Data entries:
** BEGIN **

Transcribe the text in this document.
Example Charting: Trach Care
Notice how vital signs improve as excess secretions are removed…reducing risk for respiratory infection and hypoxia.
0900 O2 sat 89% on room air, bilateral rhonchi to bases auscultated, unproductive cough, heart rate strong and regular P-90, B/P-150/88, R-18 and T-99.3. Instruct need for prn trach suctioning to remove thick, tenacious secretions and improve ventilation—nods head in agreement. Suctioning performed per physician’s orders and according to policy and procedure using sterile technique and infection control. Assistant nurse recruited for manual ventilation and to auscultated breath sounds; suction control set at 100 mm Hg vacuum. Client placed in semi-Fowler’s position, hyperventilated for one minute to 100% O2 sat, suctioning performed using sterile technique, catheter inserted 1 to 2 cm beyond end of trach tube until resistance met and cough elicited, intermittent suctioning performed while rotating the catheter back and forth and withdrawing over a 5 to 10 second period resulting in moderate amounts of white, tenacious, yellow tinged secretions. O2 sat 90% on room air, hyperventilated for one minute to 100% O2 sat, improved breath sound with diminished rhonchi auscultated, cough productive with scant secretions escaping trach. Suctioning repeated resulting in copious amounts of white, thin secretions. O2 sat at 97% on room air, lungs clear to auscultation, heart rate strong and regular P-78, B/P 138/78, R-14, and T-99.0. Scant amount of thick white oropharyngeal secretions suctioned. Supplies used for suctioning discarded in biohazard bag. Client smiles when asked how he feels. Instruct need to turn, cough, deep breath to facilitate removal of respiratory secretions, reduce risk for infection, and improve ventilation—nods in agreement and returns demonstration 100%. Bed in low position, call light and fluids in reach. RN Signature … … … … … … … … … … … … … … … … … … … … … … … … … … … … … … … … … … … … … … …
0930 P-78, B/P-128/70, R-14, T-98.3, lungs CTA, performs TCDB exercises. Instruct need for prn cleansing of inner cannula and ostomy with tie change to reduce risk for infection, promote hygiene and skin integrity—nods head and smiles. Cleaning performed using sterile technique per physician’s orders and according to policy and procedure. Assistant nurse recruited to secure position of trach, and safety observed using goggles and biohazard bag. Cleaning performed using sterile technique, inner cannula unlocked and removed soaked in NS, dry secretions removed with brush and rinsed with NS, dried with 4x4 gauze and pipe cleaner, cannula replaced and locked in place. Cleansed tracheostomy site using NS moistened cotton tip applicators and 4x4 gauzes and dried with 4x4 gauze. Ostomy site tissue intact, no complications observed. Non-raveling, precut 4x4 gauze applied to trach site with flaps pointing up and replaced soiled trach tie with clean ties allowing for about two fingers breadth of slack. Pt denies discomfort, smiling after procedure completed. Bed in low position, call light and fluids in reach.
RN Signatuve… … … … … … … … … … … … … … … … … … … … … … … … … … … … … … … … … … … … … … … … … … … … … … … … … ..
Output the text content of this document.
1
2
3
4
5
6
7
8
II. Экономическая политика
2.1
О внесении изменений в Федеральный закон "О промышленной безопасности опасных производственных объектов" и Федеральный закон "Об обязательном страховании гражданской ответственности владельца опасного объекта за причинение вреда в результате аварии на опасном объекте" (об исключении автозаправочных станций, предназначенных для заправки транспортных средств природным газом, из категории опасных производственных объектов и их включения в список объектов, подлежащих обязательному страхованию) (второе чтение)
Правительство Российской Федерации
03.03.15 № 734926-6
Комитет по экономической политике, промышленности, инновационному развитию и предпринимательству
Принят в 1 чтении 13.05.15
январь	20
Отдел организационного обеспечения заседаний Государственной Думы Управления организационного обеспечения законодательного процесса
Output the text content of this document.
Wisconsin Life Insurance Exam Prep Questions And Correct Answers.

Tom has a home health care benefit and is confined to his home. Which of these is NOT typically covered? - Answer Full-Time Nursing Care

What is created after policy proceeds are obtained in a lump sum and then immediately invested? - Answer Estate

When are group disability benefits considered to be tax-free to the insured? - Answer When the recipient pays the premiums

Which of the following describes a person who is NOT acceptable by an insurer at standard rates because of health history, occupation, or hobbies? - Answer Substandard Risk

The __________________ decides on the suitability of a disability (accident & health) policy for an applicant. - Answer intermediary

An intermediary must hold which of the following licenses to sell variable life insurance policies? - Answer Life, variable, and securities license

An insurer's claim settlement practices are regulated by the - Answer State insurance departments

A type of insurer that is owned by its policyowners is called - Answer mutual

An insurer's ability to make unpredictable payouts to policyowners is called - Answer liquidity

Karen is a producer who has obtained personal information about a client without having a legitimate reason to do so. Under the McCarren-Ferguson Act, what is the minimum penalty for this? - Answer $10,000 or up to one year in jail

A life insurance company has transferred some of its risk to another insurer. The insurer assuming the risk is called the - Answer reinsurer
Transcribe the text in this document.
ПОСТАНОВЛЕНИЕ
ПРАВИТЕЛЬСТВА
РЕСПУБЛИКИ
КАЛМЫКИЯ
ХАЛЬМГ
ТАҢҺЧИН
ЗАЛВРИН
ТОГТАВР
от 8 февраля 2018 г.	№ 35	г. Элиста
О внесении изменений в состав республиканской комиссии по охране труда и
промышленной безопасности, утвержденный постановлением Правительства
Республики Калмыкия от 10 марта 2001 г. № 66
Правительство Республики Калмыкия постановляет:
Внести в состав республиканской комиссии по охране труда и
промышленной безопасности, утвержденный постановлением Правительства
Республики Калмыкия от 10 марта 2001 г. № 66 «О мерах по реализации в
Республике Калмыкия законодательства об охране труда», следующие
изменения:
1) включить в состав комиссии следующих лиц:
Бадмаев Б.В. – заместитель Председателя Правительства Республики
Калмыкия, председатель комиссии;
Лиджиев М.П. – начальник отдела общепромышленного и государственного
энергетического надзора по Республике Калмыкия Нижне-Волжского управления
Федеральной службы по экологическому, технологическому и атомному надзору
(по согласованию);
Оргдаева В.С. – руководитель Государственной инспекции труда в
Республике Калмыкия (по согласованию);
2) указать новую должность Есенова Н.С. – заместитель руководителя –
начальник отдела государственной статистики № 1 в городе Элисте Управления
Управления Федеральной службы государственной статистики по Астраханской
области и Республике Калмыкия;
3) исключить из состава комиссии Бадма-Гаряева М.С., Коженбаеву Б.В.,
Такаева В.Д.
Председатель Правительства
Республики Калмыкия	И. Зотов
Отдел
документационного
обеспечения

** END **

What the task requires: Locate all lines that include the word "after" and copy them out.

Exercise answer:
0930 P-78, B/P-128/70, R-14, T-98.3, lungs CTA, performs TCDB exercises. Instruct need for prn cleansing of inner cannula and ostomy with tie change to reduce risk for infection, promote hygiene and skin integrity—nods head and smiles. Cleaning performed using sterile technique per physician’s orders and according to policy and procedure. Assistant nurse recruited to secure position of trach, and safety observed using goggles and biohazard bag. Cleaning performed using sterile technique, inner cannula unlocked and removed soaked in NS, dry secretions removed with brush and rinsed with NS, dried with 4x4 gauze and pipe cleaner, cannula replaced and locked in place. Cleansed tracheostomy site using NS moistened cotton tip applicators and 4x4 gauzes and dried with 4x4 gauze. Ostomy site tissue intact, no complications observed. Non-raveling, precut 4x4 gauze applied to trach site with flaps pointing up and replaced soiled trach tie with clean ties allowing for about two fingers breadth of slack. Pt denies discomfort, smiling after procedure completed. Bed in low position, call light and fluids in reach.
What is created after policy proceeds are obtained in a lump sum and then immediately invested? - Answer Estate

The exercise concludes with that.